> AIM OF THE TASK: Report the number of lines where the string "следующей" occurs, and write nothing else.

··· AVAILABLE DATA ···

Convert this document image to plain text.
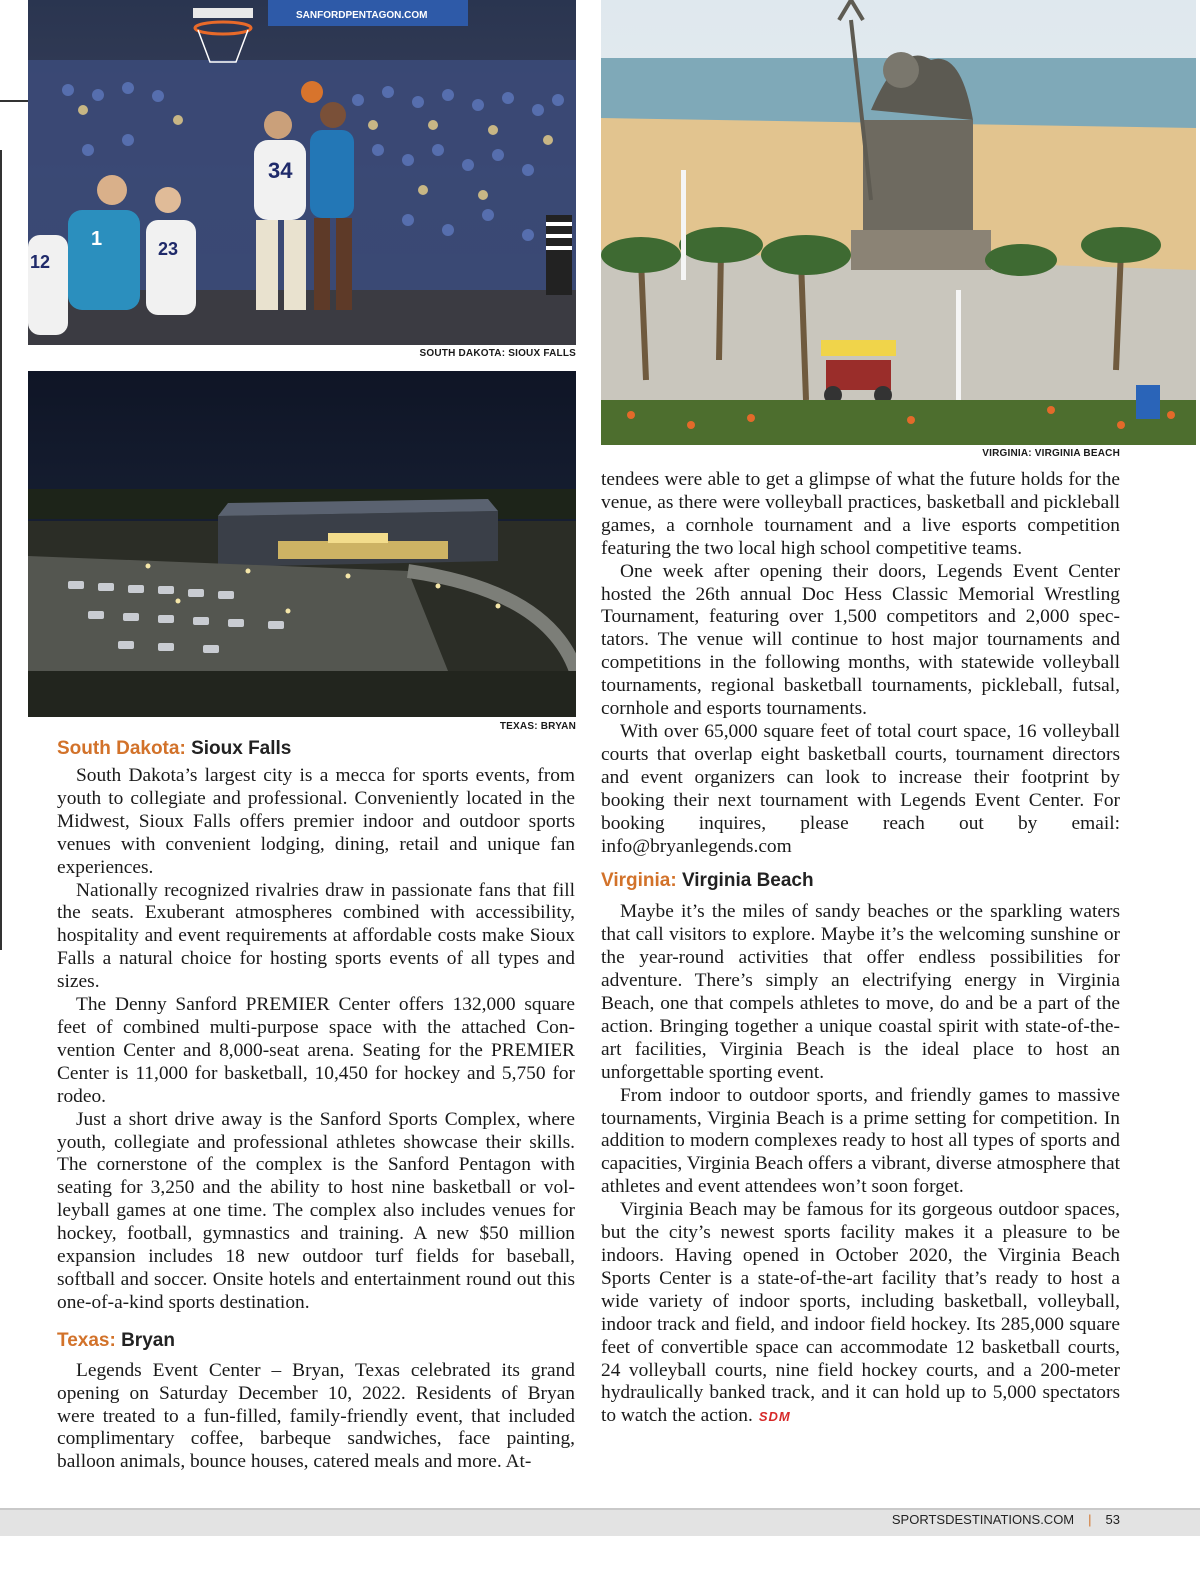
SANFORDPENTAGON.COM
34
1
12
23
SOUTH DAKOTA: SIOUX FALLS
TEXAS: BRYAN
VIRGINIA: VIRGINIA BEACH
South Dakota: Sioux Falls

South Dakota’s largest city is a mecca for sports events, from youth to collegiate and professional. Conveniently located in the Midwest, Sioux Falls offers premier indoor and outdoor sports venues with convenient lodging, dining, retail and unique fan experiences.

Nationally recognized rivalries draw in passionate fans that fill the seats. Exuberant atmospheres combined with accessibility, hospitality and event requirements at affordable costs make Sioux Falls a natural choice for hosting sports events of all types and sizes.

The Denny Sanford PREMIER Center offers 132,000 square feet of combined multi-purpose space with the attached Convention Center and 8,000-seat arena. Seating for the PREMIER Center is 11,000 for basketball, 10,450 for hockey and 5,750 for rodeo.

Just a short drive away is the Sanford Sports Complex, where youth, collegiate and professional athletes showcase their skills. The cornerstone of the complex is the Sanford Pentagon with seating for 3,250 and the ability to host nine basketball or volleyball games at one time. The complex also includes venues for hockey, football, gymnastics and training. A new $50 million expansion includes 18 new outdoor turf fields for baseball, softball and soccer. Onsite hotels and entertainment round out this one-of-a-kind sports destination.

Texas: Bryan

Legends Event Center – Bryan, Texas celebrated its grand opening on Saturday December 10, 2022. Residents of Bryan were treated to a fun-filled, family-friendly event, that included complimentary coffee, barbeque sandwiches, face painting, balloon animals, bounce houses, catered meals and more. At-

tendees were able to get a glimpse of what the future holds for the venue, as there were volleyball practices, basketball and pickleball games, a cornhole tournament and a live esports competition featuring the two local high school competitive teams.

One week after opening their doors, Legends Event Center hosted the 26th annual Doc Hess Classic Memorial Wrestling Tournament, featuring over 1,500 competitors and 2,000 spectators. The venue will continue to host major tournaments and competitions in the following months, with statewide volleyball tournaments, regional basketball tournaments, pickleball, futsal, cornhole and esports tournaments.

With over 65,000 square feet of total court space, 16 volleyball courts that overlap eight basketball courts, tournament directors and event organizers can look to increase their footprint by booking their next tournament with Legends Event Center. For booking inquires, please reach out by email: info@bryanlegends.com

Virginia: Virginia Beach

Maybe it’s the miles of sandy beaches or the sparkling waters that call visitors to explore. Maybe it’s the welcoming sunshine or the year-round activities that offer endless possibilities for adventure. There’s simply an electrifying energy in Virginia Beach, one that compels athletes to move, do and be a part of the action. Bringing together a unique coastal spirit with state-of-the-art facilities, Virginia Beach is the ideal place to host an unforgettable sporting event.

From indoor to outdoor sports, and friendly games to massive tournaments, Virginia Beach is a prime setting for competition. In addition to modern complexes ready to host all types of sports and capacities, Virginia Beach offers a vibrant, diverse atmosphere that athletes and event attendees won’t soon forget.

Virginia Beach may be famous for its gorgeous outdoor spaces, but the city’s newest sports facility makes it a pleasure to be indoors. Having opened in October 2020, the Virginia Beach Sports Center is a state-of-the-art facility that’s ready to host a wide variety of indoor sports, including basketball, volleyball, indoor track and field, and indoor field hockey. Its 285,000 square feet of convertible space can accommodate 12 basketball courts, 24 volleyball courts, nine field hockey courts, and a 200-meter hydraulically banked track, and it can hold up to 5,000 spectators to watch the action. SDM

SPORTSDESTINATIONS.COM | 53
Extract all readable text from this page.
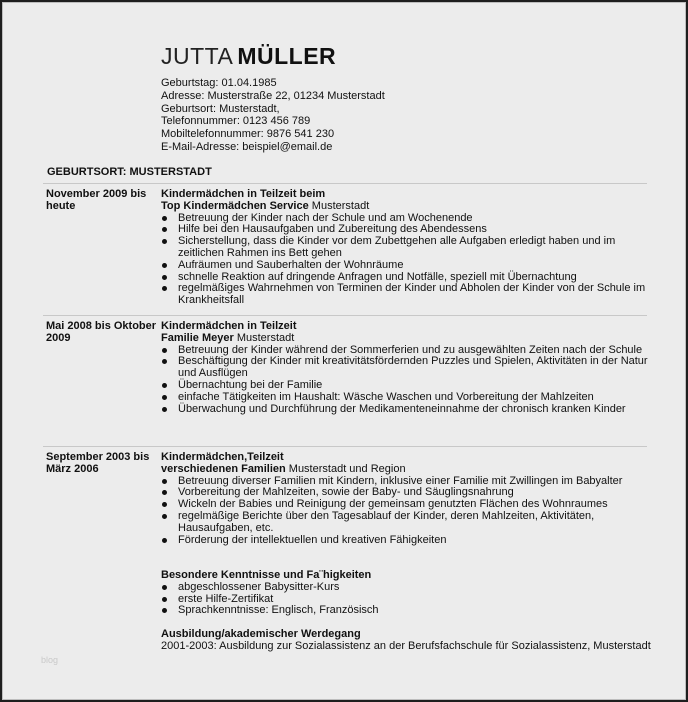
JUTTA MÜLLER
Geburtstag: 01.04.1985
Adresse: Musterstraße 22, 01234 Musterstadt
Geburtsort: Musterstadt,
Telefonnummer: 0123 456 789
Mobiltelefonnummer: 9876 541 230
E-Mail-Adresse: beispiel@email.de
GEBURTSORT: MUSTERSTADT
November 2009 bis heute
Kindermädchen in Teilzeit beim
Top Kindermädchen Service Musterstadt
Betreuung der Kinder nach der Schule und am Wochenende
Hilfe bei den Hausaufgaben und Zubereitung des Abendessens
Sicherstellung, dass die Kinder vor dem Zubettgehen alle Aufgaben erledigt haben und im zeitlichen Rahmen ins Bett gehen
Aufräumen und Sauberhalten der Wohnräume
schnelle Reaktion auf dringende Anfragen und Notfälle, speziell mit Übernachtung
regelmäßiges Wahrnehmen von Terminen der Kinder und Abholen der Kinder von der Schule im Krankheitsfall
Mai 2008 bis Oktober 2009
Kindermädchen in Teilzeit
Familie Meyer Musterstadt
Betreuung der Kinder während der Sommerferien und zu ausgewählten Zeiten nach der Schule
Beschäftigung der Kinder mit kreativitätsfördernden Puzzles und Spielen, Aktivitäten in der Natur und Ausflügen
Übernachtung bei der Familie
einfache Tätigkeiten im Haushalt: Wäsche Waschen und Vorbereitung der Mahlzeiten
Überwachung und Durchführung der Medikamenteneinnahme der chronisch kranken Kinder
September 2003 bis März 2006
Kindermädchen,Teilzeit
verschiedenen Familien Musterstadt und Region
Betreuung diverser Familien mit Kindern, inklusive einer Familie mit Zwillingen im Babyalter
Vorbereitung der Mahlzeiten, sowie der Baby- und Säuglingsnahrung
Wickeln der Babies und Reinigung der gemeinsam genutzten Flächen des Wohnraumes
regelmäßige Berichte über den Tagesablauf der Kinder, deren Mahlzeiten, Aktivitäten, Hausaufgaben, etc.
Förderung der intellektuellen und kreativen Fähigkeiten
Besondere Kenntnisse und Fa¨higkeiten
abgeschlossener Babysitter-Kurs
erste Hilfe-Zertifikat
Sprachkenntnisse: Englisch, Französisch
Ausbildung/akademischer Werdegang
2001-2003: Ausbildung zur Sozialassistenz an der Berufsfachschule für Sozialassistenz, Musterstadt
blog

···
··· AVAILABLE DATA ···

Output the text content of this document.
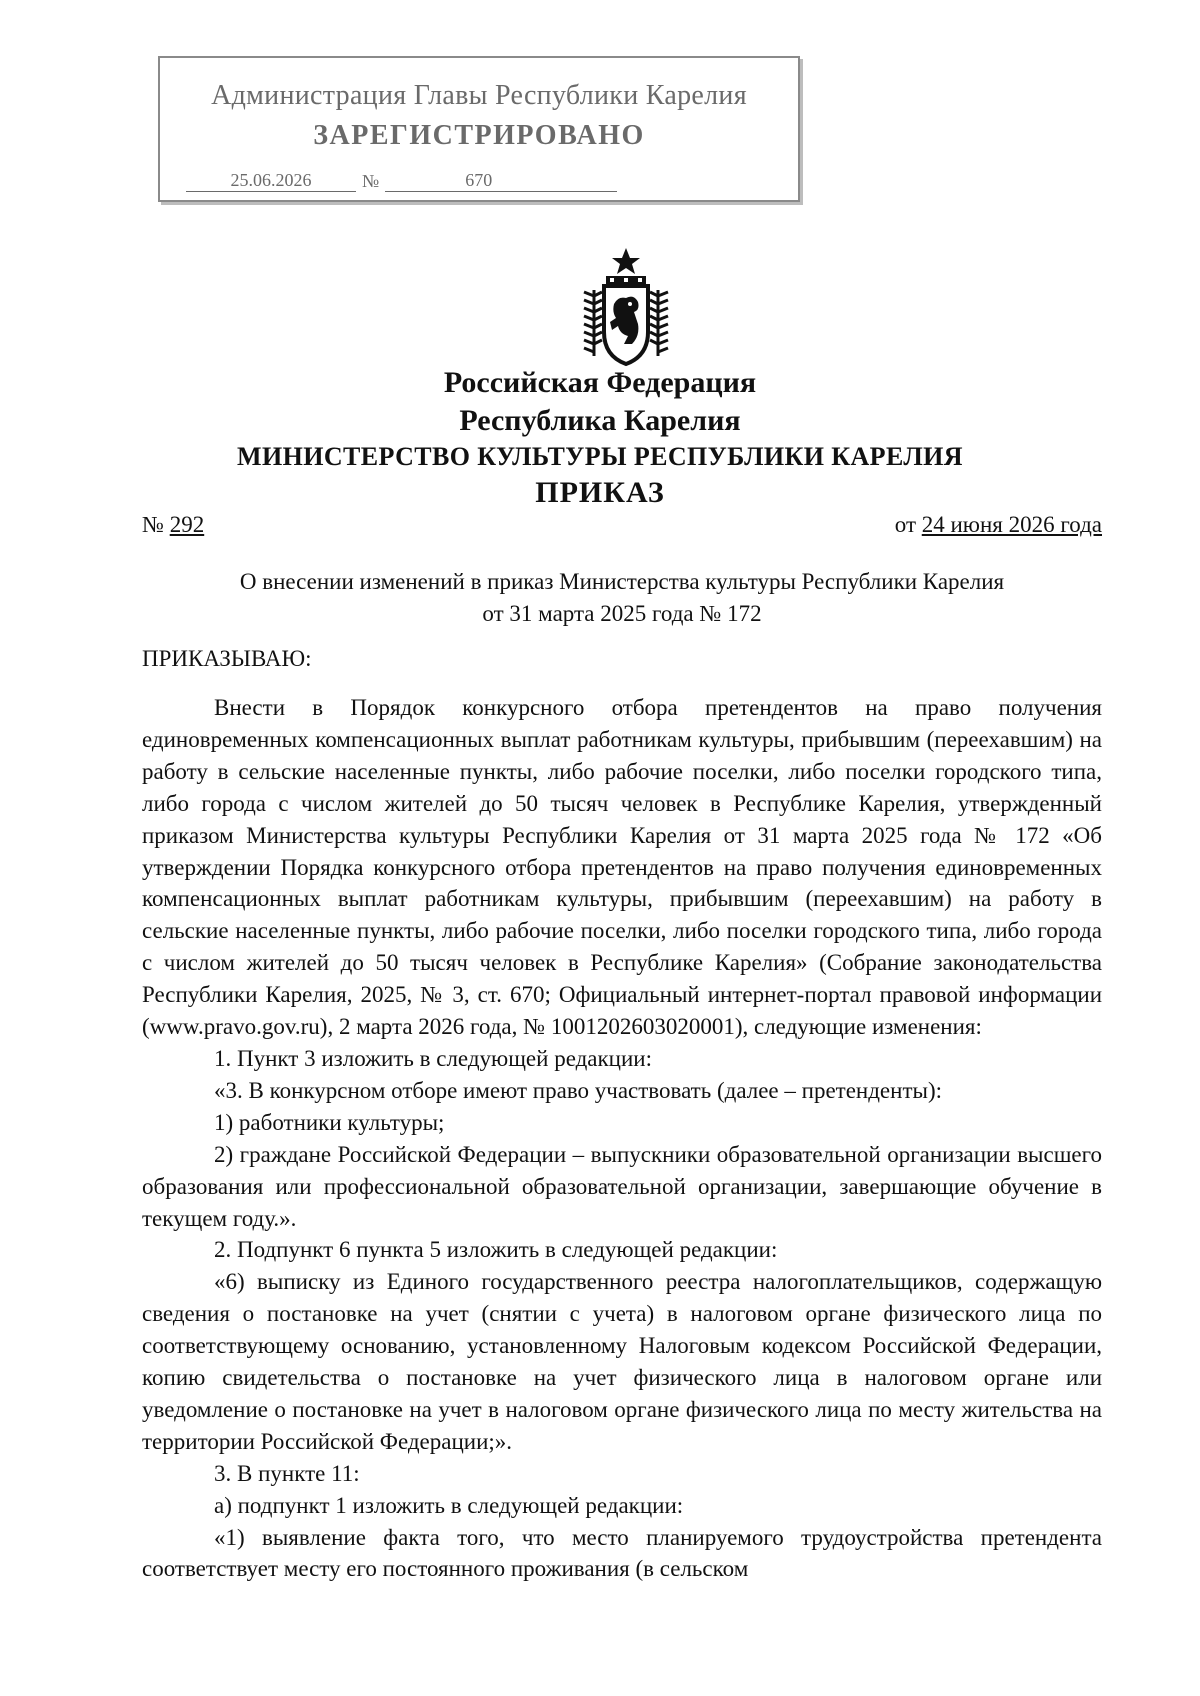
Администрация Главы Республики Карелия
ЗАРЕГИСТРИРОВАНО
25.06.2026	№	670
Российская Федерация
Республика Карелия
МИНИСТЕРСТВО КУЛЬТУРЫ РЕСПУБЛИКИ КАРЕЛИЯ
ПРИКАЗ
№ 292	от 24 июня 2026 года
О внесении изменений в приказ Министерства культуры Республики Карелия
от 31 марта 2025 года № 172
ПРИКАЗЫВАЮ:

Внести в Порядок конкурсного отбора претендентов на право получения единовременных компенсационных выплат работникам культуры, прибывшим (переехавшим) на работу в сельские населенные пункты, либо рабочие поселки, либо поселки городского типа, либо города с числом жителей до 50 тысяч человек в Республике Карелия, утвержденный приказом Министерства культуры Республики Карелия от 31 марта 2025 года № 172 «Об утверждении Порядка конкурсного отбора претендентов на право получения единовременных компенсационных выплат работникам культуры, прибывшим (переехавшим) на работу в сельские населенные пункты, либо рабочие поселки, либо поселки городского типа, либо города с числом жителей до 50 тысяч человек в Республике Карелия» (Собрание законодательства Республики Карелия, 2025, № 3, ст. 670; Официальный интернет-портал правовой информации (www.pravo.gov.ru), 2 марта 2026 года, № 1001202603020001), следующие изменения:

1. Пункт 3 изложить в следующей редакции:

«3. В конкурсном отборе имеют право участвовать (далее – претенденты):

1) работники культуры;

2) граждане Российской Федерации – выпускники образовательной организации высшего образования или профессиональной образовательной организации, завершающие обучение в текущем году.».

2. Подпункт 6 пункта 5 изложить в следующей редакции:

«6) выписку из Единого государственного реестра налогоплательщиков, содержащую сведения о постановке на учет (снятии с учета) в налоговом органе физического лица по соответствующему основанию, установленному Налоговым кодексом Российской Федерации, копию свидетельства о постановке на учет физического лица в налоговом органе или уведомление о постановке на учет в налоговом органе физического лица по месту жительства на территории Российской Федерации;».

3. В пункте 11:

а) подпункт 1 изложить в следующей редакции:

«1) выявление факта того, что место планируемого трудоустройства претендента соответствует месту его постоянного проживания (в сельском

···

> ANSWER BELOW: 3